Records provided:
• • • • • • •
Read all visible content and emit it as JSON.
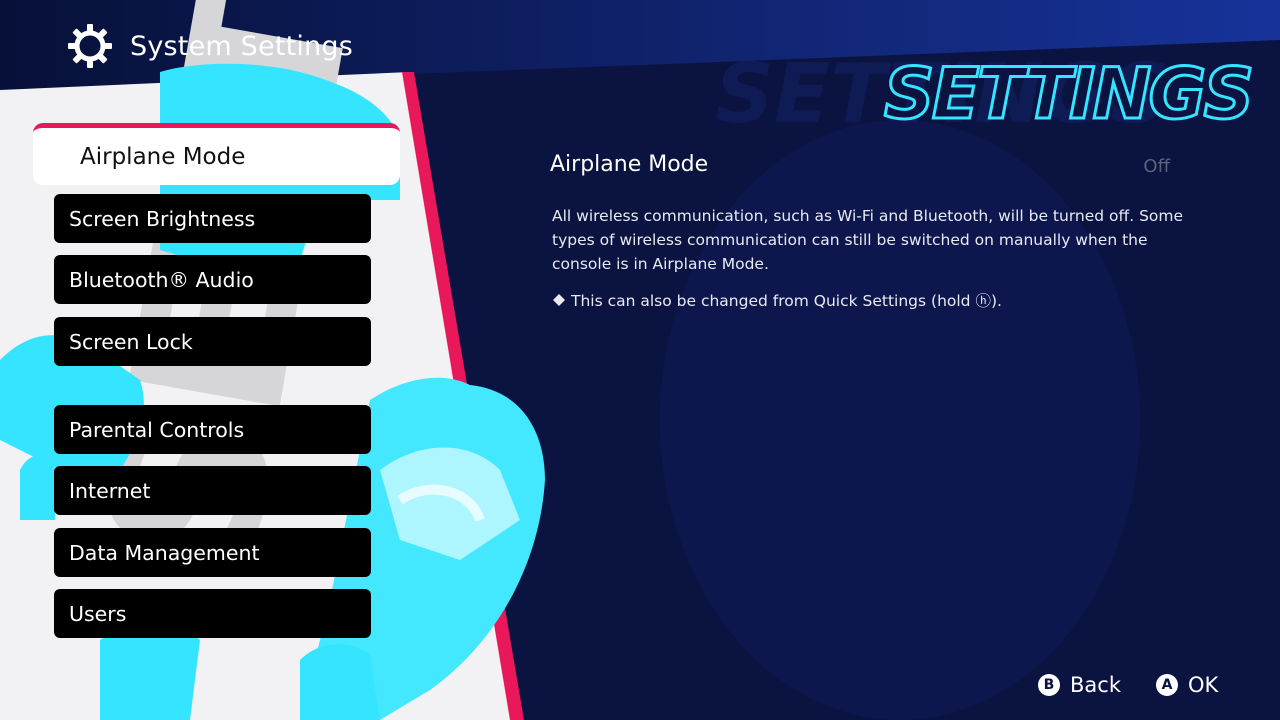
{
  "header": {
    "title": "System Settings",
    "icon": "gear-icon"
  },
  "brand": {
    "logo_text": "SETTINGS"
  },
  "colors": {
    "accent": "#e8185a",
    "cyan": "#35e4ff",
    "background": "#0b1340",
    "menu_item_bg": "#000000",
    "selected_bg": "#ffffff"
  },
  "menu": {
    "selected": {
      "label": "Airplane Mode"
    },
    "items": [
      {
        "label": "Screen Brightness"
      },
      {
        "label": "Bluetooth® Audio"
      },
      {
        "label": "Screen Lock"
      },
      {
        "label": "Parental Controls"
      },
      {
        "label": "Internet"
      },
      {
        "label": "Data Management"
      },
      {
        "label": "Users"
      }
    ]
  },
  "detail": {
    "title": "Airplane Mode",
    "value": "Off",
    "description": "All wireless communication, such as Wi-Fi and Bluetooth, will be turned off. Some types of wireless communication can still be switched on manually when the console is in Airplane Mode.",
    "note": "This can also be changed from Quick Settings (hold ⓗ).",
    "note_icon": "diamond-icon"
  },
  "footer": {
    "back": {
      "glyph": "B",
      "label": "Back"
    },
    "ok": {
      "glyph": "A",
      "label": "OK"
    }
  }
}
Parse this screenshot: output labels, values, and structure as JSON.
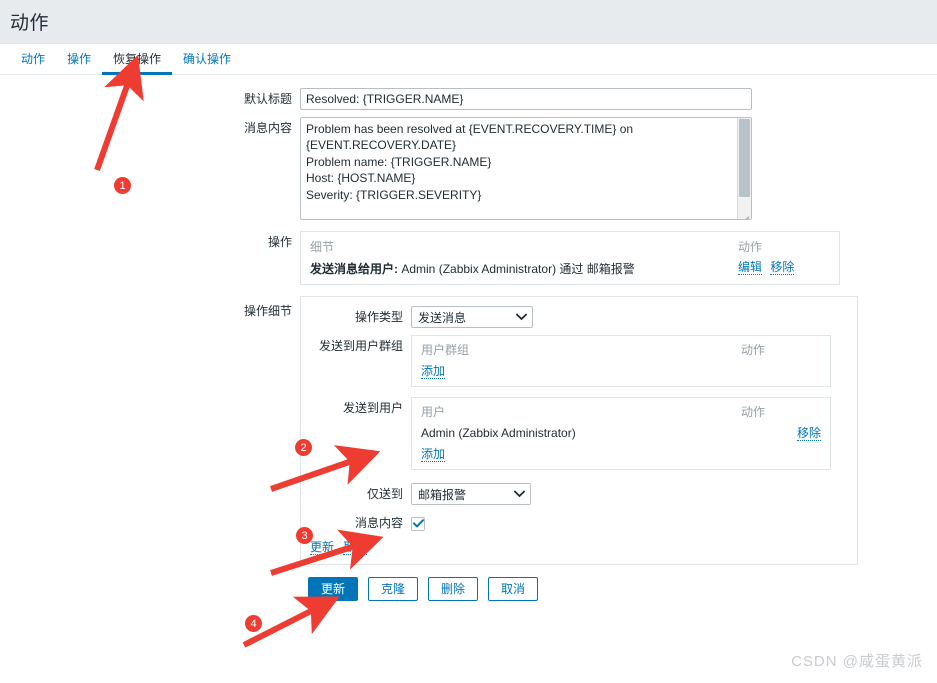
• • • • • • •
Copy out the whole listing exactly, and don't carry over any pictures.

Read all visible content and emit it as JSON.
{
  "header": {
    "title": "System Settings",
    "icon": "gear-icon"
  },
  "brand": {
    "logo_text": "SETTINGS"
  },
  "colors": {
    "accent": "#e8185a",
    "cyan": "#35e4ff",
    "background": "#0b1340",
    "menu_item_bg": "#000000",
    "selected_bg": "#ffffff"
  },
  "menu": {
    "selected": {
      "label": "Airplane Mode"
    },
    "items": [
      {
        "label": "Screen Brightness"
      },
      {
        "label": "Bluetooth® Audio"
      },
      {
        "label": "Screen Lock"
      },
      {
        "label": "Parental Controls"
      },
      {
        "label": "Internet"
      },
      {
        "label": "Data Management"
      },
      {
        "label": "Users"
      }
    ]
  },
  "detail": {
    "title": "Airplane Mode",
    "value": "Off",
    "description": "All wireless communication, such as Wi-Fi and Bluetooth, will be turned off. Some types of wireless communication can still be switched on manually when the console is in Airplane Mode.",
    "note": "This can also be changed from Quick Settings (hold ⓗ).",
    "note_icon": "diamond-icon"
  },
  "footer": {
    "back": {
      "glyph": "B",
      "label": "Back"
    },
    "ok": {
      "glyph": "A",
      "label": "OK"
    }
  }
}
Parse this screenshot: output labels, values, and structure as JSON.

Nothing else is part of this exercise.